--- START Input records ---
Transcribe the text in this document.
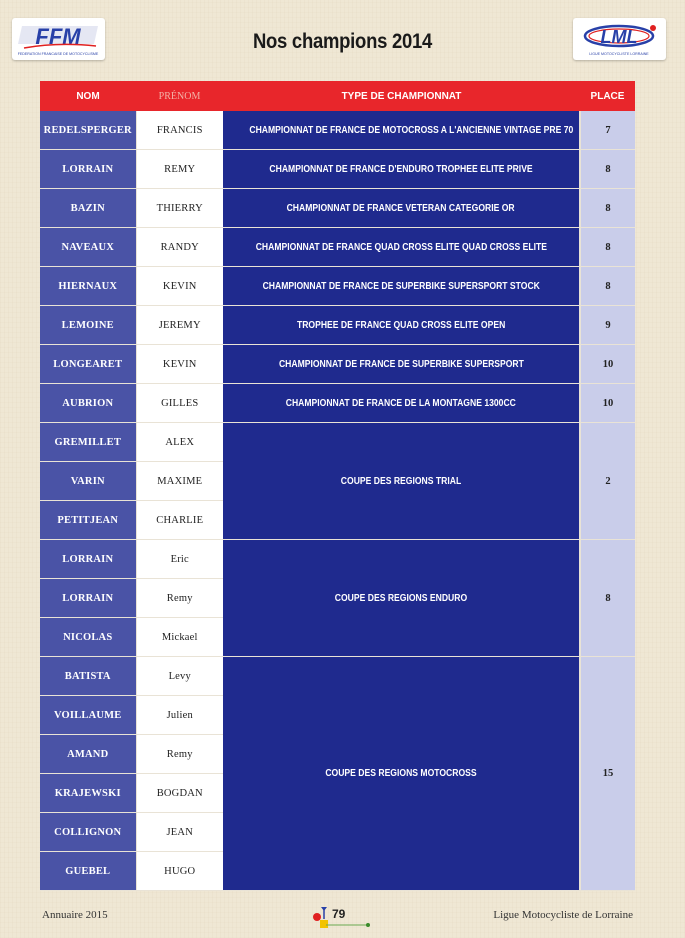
FFM
FEDERATION FRANCAISE DE MOTOCYCLISME
Nos champions 2014	LML
LIGUE MOTOCYCLISTE LORRAINE
NOM	PRÉNOM	TYPE DE CHAMPIONNAT	PLACE
REDELSPERGER	FRANCIS	CHAMPIONNAT DE FRANCE DE MOTOCROSS A L'ANCIENNE VINTAGE PRE 70	7
LORRAIN	REMY	CHAMPIONNAT DE FRANCE D'ENDURO TROPHEE ELITE PRIVE	8
BAZIN	THIERRY	CHAMPIONNAT DE FRANCE VETERAN CATEGORIE OR	8
NAVEAUX	RANDY	CHAMPIONNAT DE FRANCE QUAD CROSS ELITE QUAD CROSS ELITE	8
HIERNAUX	KEVIN	CHAMPIONNAT DE FRANCE DE SUPERBIKE SUPERSPORT STOCK	8
LEMOINE	JEREMY	TROPHEE DE FRANCE QUAD CROSS ELITE OPEN	9
LONGEARET	KEVIN	CHAMPIONNAT DE FRANCE DE SUPERBIKE SUPERSPORT	10
AUBRION	GILLES	CHAMPIONNAT DE FRANCE DE LA MONTAGNE 1300CC	10
GREMILLET	ALEX	COUPE DES REGIONS TRIAL	2
VARIN	MAXIME		
PETITJEAN	CHARLIE		
LORRAIN	Eric	COUPE DES REGIONS ENDURO	8
LORRAIN	Remy		
NICOLAS	Mickael		
BATISTA	Levy	COUPE DES REGIONS MOTOCROSS	15
VOILLAUME	Julien		
AMAND	Remy		
KRAJEWSKI	BOGDAN		
COLLIGNON	JEAN		
GUEBEL	HUGO		
Annuaire 2015	79	Ligue Motocycliste de Lorraine
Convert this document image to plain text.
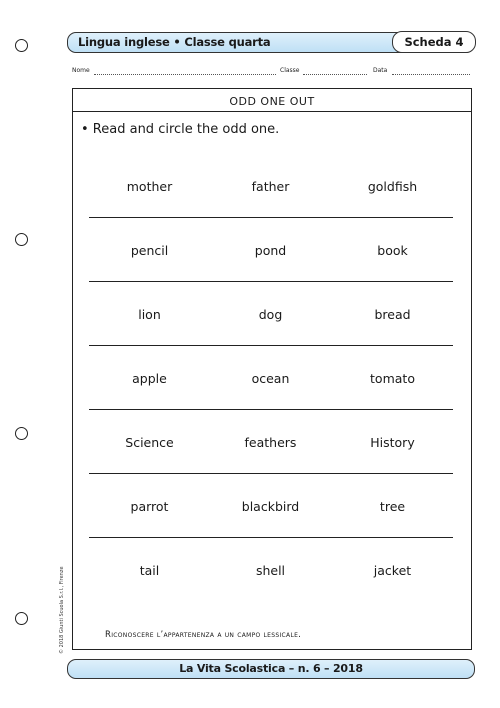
Lingua inglese • Classe quarta	Scheda 4
Nome	Classe	Data
ODD ONE OUT
• Read and circle the odd one.
mother	father	goldfish
pencil	pond	book
lion	dog	bread
apple	ocean	tomato
Science	feathers	History
parrot	blackbird	tree
tail	shell	jacket
Riconoscere l’appartenenza a un campo lessicale.
© 2018 Giunti Scuola S.r.l., Firenze
La Vita Scolastica – n. 6 – 2018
--- END Input records ---
#### Aim of the task
In the lines above, find each one with "ELITE" and list it.

#### Complete output
LORRAIN	REMY	CHAMPIONNAT DE FRANCE D'ENDURO TROPHEE ELITE PRIVE	8
NAVEAUX	RANDY	CHAMPIONNAT DE FRANCE QUAD CROSS ELITE QUAD CROSS ELITE	8
LEMOINE	JEREMY	TROPHEE DE FRANCE QUAD CROSS ELITE OPEN	9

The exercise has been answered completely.